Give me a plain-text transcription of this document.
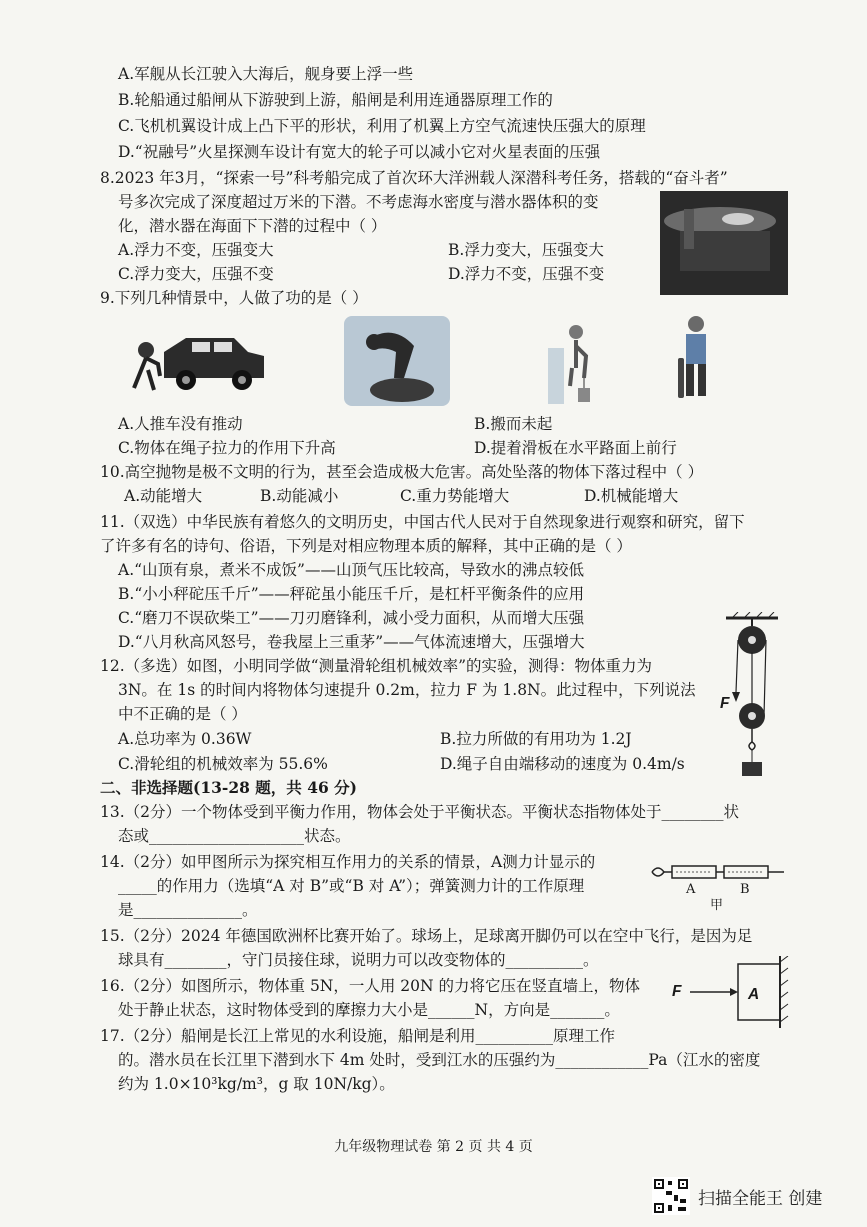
A.军舰从长江驶入大海后，舰身要上浮一些
B.轮船通过船闸从下游驶到上游，船闸是利用连通器原理工作的
C.飞机机翼设计成上凸下平的形状，利用了机翼上方空气流速快压强大的原理
D.“祝融号”火星探测车设计有宽大的轮子可以减小它对火星表面的压强
8.2023 年3月，“探索一号”科考船完成了首次环大洋洲载人深潜科考任务，搭载的“奋斗者”
号多次完成了深度超过万米的下潜。不考虑海水密度与潜水器体积的变
化，潜水器在海面下下潜的过程中（ ）
A.浮力不变，压强变大	B.浮力变大，压强变大
C.浮力变大，压强不变	D.浮力不变，压强不变
9.下列几种情景中，人做了功的是（ ）
A.人推车没有推动	B.搬而未起
C.物体在绳子拉力的作用下升高	D.提着滑板在水平路面上前行
10.高空抛物是极不文明的行为，甚至会造成极大危害。高处坠落的物体下落过程中（ ）
A.动能增大	B.动能减小	C.重力势能增大	D.机械能增大
11.（双选）中华民族有着悠久的文明历史，中国古代人民对于自然现象进行观察和研究，留下
了许多有名的诗句、俗语，下列是对相应物理本质的解释，其中正确的是（ ）
A.“山顶有泉，煮米不成饭”——山顶气压比较高，导致水的沸点较低
B.“小小秤砣压千斤”——秤砣虽小能压千斤，是杠杆平衡条件的应用
C.“磨刀不误砍柴工”——刀刃磨锋利，减小受力面积，从而增大压强
D.“八月秋高风怒号，卷我屋上三重茅”——气体流速增大，压强增大
F
12.（多选）如图，小明同学做“测量滑轮组机械效率”的实验，测得：物体重力为
3N。在 1s 的时间内将物体匀速提升 0.2m，拉力 F 为 1.8N。此过程中，下列说法
中不正确的是（ ）
A.总功率为 0.36W	B.拉力所做的有用功为 1.2J
C.滑轮组的机械效率为 55.6%	D.绳子自由端移动的速度为 0.4m/s
二、非选择题(13-28 题，共 46 分)
13.（2分）一个物体受到平衡力作用，物体会处于平衡状态。平衡状态指物体处于________状
态或____________________状态。
14.（2分）如甲图所示为探究相互作用力的关系的情景，A测力计显示的
_____的作用力（选填“A 对 B”或“B 对 A”）；弹簧测力计的工作原理
是______________。
A	B
甲
15.（2分）2024 年德国欧洲杯比赛开始了。球场上，足球离开脚仍可以在空中飞行，是因为足
球具有________，守门员接住球，说明力可以改变物体的__________。
16.（2分）如图所示，物体重 5N，一人用 20N 的力将它压在竖直墙上，物体
处于静止状态，这时物体受到的摩擦力大小是______N，方向是_______。
F	A
17.（2分）船闸是长江上常见的水利设施，船闸是利用__________原理工作
的。潜水员在长江里下潜到水下 4m 处时，受到江水的压强约为____________Pa（江水的密度
约为 1.0×10³kg/m³，g 取 10N/kg）。
九年级物理试卷 第 2 页 共 4 页
扫描全能王 创建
......
Directions>
Set each line of the records down exactly, leaving every picture out.

Task solution>
Give me a plain-text transcription of this document.
A.军舰从长江驶入大海后，舰身要上浮一些
B.轮船通过船闸从下游驶到上游，船闸是利用连通器原理工作的
C.飞机机翼设计成上凸下平的形状，利用了机翼上方空气流速快压强大的原理
D.“祝融号”火星探测车设计有宽大的轮子可以减小它对火星表面的压强
8.2023 年3月，“探索一号”科考船完成了首次环大洋洲载人深潜科考任务，搭载的“奋斗者”
号多次完成了深度超过万米的下潜。不考虑海水密度与潜水器体积的变
化，潜水器在海面下下潜的过程中（ ）
A.浮力不变，压强变大	B.浮力变大，压强变大
C.浮力变大，压强不变	D.浮力不变，压强不变
9.下列几种情景中，人做了功的是（ ）
A.人推车没有推动	B.搬而未起
C.物体在绳子拉力的作用下升高	D.提着滑板在水平路面上前行
10.高空抛物是极不文明的行为，甚至会造成极大危害。高处坠落的物体下落过程中（ ）
A.动能增大	B.动能减小	C.重力势能增大	D.机械能增大
11.（双选）中华民族有着悠久的文明历史，中国古代人民对于自然现象进行观察和研究，留下
了许多有名的诗句、俗语，下列是对相应物理本质的解释，其中正确的是（ ）
A.“山顶有泉，煮米不成饭”——山顶气压比较高，导致水的沸点较低
B.“小小秤砣压千斤”——秤砣虽小能压千斤，是杠杆平衡条件的应用
C.“磨刀不误砍柴工”——刀刃磨锋利，减小受力面积，从而增大压强
D.“八月秋高风怒号，卷我屋上三重茅”——气体流速增大，压强增大
F
12.（多选）如图，小明同学做“测量滑轮组机械效率”的实验，测得：物体重力为
3N。在 1s 的时间内将物体匀速提升 0.2m，拉力 F 为 1.8N。此过程中，下列说法
中不正确的是（ ）
A.总功率为 0.36W	B.拉力所做的有用功为 1.2J
C.滑轮组的机械效率为 55.6%	D.绳子自由端移动的速度为 0.4m/s
二、非选择题(13-28 题，共 46 分)
13.（2分）一个物体受到平衡力作用，物体会处于平衡状态。平衡状态指物体处于________状
态或____________________状态。
14.（2分）如甲图所示为探究相互作用力的关系的情景，A测力计显示的
_____的作用力（选填“A 对 B”或“B 对 A”）；弹簧测力计的工作原理
是______________。
A	B
甲
15.（2分）2024 年德国欧洲杯比赛开始了。球场上，足球离开脚仍可以在空中飞行，是因为足
球具有________，守门员接住球，说明力可以改变物体的__________。
16.（2分）如图所示，物体重 5N，一人用 20N 的力将它压在竖直墙上，物体
处于静止状态，这时物体受到的摩擦力大小是______N，方向是_______。
F	A
17.（2分）船闸是长江上常见的水利设施，船闸是利用__________原理工作
的。潜水员在长江里下潜到水下 4m 处时，受到江水的压强约为____________Pa（江水的密度
约为 1.0×10³kg/m³，g 取 10N/kg）。
九年级物理试卷 第 2 页 共 4 页
扫描全能王 创建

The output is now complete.